▸ Material

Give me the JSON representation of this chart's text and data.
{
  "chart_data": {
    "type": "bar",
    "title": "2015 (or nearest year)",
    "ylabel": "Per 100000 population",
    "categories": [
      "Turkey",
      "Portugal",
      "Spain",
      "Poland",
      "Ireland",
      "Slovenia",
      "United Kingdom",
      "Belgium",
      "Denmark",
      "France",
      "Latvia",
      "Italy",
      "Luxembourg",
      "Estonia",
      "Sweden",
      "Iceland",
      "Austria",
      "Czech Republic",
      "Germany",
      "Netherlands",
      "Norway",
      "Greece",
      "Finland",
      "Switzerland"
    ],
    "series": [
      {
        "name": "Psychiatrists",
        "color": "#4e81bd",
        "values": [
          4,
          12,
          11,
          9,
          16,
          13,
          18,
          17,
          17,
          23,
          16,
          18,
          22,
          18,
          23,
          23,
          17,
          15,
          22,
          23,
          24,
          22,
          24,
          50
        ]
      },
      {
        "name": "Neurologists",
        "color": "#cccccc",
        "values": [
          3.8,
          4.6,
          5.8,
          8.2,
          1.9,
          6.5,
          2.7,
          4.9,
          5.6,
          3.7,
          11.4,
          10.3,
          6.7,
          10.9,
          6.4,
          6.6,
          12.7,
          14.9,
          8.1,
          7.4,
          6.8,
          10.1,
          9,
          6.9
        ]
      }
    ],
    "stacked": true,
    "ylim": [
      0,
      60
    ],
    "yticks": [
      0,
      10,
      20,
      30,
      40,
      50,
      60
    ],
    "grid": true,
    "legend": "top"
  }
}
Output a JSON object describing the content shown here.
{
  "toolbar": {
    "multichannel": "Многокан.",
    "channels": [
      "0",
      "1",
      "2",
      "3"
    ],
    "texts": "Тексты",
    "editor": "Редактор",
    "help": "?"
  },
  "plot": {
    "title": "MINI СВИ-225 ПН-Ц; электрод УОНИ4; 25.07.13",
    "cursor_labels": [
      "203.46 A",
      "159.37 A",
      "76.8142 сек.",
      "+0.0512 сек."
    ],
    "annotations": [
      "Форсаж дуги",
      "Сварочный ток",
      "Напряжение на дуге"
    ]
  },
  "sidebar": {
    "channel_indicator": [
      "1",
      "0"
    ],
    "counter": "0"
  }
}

▸ Goal of the exercise
Quote each line of the listing above exactly.

▸ Full solution
Give me the JSON representation of this chart's text and data.
{
  "chart_data": {
    "type": "bar",
    "title": "2015 (or nearest year)",
    "ylabel": "Per 100000 population",
    "categories": [
      "Turkey",
      "Portugal",
      "Spain",
      "Poland",
      "Ireland",
      "Slovenia",
      "United Kingdom",
      "Belgium",
      "Denmark",
      "France",
      "Latvia",
      "Italy",
      "Luxembourg",
      "Estonia",
      "Sweden",
      "Iceland",
      "Austria",
      "Czech Republic",
      "Germany",
      "Netherlands",
      "Norway",
      "Greece",
      "Finland",
      "Switzerland"
    ],
    "series": [
      {
        "name": "Psychiatrists",
        "color": "#4e81bd",
        "values": [
          4,
          12,
          11,
          9,
          16,
          13,
          18,
          17,
          17,
          23,
          16,
          18,
          22,
          18,
          23,
          23,
          17,
          15,
          22,
          23,
          24,
          22,
          24,
          50
        ]
      },
      {
        "name": "Neurologists",
        "color": "#cccccc",
        "values": [
          3.8,
          4.6,
          5.8,
          8.2,
          1.9,
          6.5,
          2.7,
          4.9,
          5.6,
          3.7,
          11.4,
          10.3,
          6.7,
          10.9,
          6.4,
          6.6,
          12.7,
          14.9,
          8.1,
          7.4,
          6.8,
          10.1,
          9,
          6.9
        ]
      }
    ],
    "stacked": true,
    "ylim": [
      0,
      60
    ],
    "yticks": [
      0,
      10,
      20,
      30,
      40,
      50,
      60
    ],
    "grid": true,
    "legend": "top"
  }
}
Output a JSON object describing the content shown here.
{
  "toolbar": {
    "multichannel": "Многокан.",
    "channels": [
      "0",
      "1",
      "2",
      "3"
    ],
    "texts": "Тексты",
    "editor": "Редактор",
    "help": "?"
  },
  "plot": {
    "title": "MINI СВИ-225 ПН-Ц; электрод УОНИ4; 25.07.13",
    "cursor_labels": [
      "203.46 A",
      "159.37 A",
      "76.8142 сек.",
      "+0.0512 сек."
    ],
    "annotations": [
      "Форсаж дуги",
      "Сварочный ток",
      "Напряжение на дуге"
    ]
  },
  "sidebar": {
    "channel_indicator": [
      "1",
      "0"
    ],
    "counter": "0"
  }
}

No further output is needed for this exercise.